### Problem description
Copy each line below without leaving any out.

(Dataset items)
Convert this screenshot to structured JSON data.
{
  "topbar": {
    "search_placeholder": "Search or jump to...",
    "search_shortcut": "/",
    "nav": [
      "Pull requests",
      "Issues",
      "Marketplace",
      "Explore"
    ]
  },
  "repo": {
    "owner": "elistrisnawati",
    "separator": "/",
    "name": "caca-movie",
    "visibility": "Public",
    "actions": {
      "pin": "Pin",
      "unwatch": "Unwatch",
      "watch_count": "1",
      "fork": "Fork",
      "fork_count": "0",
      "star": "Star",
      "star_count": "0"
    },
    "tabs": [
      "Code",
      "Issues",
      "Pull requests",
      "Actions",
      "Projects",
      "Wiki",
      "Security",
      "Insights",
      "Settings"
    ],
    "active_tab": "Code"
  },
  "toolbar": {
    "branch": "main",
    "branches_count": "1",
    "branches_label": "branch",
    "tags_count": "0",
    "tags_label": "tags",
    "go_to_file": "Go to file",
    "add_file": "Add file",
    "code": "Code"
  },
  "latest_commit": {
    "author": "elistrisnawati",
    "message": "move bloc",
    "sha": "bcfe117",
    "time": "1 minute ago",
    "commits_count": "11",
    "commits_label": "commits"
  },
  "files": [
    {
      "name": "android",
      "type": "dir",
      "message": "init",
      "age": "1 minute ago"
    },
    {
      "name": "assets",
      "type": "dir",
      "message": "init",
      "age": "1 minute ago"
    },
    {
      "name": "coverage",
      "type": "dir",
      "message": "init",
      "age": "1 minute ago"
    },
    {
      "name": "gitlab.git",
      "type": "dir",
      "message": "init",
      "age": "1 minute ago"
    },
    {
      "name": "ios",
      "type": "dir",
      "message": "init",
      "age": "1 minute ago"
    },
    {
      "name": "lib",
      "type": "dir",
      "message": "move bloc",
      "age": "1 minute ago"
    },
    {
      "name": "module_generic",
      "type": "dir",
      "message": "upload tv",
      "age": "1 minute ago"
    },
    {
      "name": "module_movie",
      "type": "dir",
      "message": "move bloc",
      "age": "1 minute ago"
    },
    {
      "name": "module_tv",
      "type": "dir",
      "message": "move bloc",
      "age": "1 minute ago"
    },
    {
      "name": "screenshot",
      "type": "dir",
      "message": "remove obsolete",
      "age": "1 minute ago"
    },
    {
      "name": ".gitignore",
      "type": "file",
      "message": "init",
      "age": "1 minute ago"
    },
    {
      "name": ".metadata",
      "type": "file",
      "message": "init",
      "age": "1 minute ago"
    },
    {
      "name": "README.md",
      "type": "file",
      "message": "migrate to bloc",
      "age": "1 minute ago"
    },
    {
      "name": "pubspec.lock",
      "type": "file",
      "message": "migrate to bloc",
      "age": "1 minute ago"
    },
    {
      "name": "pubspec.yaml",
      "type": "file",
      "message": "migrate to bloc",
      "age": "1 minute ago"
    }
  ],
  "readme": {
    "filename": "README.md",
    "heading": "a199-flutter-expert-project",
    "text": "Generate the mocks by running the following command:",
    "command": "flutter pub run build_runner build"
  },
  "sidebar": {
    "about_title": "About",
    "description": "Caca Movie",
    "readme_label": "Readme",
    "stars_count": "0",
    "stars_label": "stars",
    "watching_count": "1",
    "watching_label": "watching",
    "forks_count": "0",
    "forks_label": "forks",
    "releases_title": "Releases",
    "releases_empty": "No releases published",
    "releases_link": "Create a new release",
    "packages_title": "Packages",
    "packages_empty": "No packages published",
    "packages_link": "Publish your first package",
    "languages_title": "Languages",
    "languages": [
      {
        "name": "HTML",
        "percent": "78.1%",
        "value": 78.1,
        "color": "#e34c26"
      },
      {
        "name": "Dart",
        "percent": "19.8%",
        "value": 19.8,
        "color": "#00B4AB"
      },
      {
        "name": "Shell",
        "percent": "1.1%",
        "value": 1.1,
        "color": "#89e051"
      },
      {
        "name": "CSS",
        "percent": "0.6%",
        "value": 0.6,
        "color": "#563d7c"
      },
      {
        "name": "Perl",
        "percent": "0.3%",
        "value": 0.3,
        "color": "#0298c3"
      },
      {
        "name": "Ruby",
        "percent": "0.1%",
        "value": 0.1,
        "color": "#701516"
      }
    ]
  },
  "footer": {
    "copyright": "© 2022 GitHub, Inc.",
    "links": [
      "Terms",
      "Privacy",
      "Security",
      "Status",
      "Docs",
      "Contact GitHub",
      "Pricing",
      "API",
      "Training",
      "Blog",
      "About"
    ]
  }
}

### Full output
Convert this screenshot to structured JSON data.
{
  "topbar": {
    "search_placeholder": "Search or jump to...",
    "search_shortcut": "/",
    "nav": [
      "Pull requests",
      "Issues",
      "Marketplace",
      "Explore"
    ]
  },
  "repo": {
    "owner": "elistrisnawati",
    "separator": "/",
    "name": "caca-movie",
    "visibility": "Public",
    "actions": {
      "pin": "Pin",
      "unwatch": "Unwatch",
      "watch_count": "1",
      "fork": "Fork",
      "fork_count": "0",
      "star": "Star",
      "star_count": "0"
    },
    "tabs": [
      "Code",
      "Issues",
      "Pull requests",
      "Actions",
      "Projects",
      "Wiki",
      "Security",
      "Insights",
      "Settings"
    ],
    "active_tab": "Code"
  },
  "toolbar": {
    "branch": "main",
    "branches_count": "1",
    "branches_label": "branch",
    "tags_count": "0",
    "tags_label": "tags",
    "go_to_file": "Go to file",
    "add_file": "Add file",
    "code": "Code"
  },
  "latest_commit": {
    "author": "elistrisnawati",
    "message": "move bloc",
    "sha": "bcfe117",
    "time": "1 minute ago",
    "commits_count": "11",
    "commits_label": "commits"
  },
  "files": [
    {
      "name": "android",
      "type": "dir",
      "message": "init",
      "age": "1 minute ago"
    },
    {
      "name": "assets",
      "type": "dir",
      "message": "init",
      "age": "1 minute ago"
    },
    {
      "name": "coverage",
      "type": "dir",
      "message": "init",
      "age": "1 minute ago"
    },
    {
      "name": "gitlab.git",
      "type": "dir",
      "message": "init",
      "age": "1 minute ago"
    },
    {
      "name": "ios",
      "type": "dir",
      "message": "init",
      "age": "1 minute ago"
    },
    {
      "name": "lib",
      "type": "dir",
      "message": "move bloc",
      "age": "1 minute ago"
    },
    {
      "name": "module_generic",
      "type": "dir",
      "message": "upload tv",
      "age": "1 minute ago"
    },
    {
      "name": "module_movie",
      "type": "dir",
      "message": "move bloc",
      "age": "1 minute ago"
    },
    {
      "name": "module_tv",
      "type": "dir",
      "message": "move bloc",
      "age": "1 minute ago"
    },
    {
      "name": "screenshot",
      "type": "dir",
      "message": "remove obsolete",
      "age": "1 minute ago"
    },
    {
      "name": ".gitignore",
      "type": "file",
      "message": "init",
      "age": "1 minute ago"
    },
    {
      "name": ".metadata",
      "type": "file",
      "message": "init",
      "age": "1 minute ago"
    },
    {
      "name": "README.md",
      "type": "file",
      "message": "migrate to bloc",
      "age": "1 minute ago"
    },
    {
      "name": "pubspec.lock",
      "type": "file",
      "message": "migrate to bloc",
      "age": "1 minute ago"
    },
    {
      "name": "pubspec.yaml",
      "type": "file",
      "message": "migrate to bloc",
      "age": "1 minute ago"
    }
  ],
  "readme": {
    "filename": "README.md",
    "heading": "a199-flutter-expert-project",
    "text": "Generate the mocks by running the following command:",
    "command": "flutter pub run build_runner build"
  },
  "sidebar": {
    "about_title": "About",
    "description": "Caca Movie",
    "readme_label": "Readme",
    "stars_count": "0",
    "stars_label": "stars",
    "watching_count": "1",
    "watching_label": "watching",
    "forks_count": "0",
    "forks_label": "forks",
    "releases_title": "Releases",
    "releases_empty": "No releases published",
    "releases_link": "Create a new release",
    "packages_title": "Packages",
    "packages_empty": "No packages published",
    "packages_link": "Publish your first package",
    "languages_title": "Languages",
    "languages": [
      {
        "name": "HTML",
        "percent": "78.1%",
        "value": 78.1,
        "color": "#e34c26"
      },
      {
        "name": "Dart",
        "percent": "19.8%",
        "value": 19.8,
        "color": "#00B4AB"
      },
      {
        "name": "Shell",
        "percent": "1.1%",
        "value": 1.1,
        "color": "#89e051"
      },
      {
        "name": "CSS",
        "percent": "0.6%",
        "value": 0.6,
        "color": "#563d7c"
      },
      {
        "name": "Perl",
        "percent": "0.3%",
        "value": 0.3,
        "color": "#0298c3"
      },
      {
        "name": "Ruby",
        "percent": "0.1%",
        "value": 0.1,
        "color": "#701516"
      }
    ]
  },
  "footer": {
    "copyright": "© 2022 GitHub, Inc.",
    "links": [
      "Terms",
      "Privacy",
      "Security",
      "Status",
      "Docs",
      "Contact GitHub",
      "Pricing",
      "API",
      "Training",
      "Blog",
      "About"
    ]
  }
}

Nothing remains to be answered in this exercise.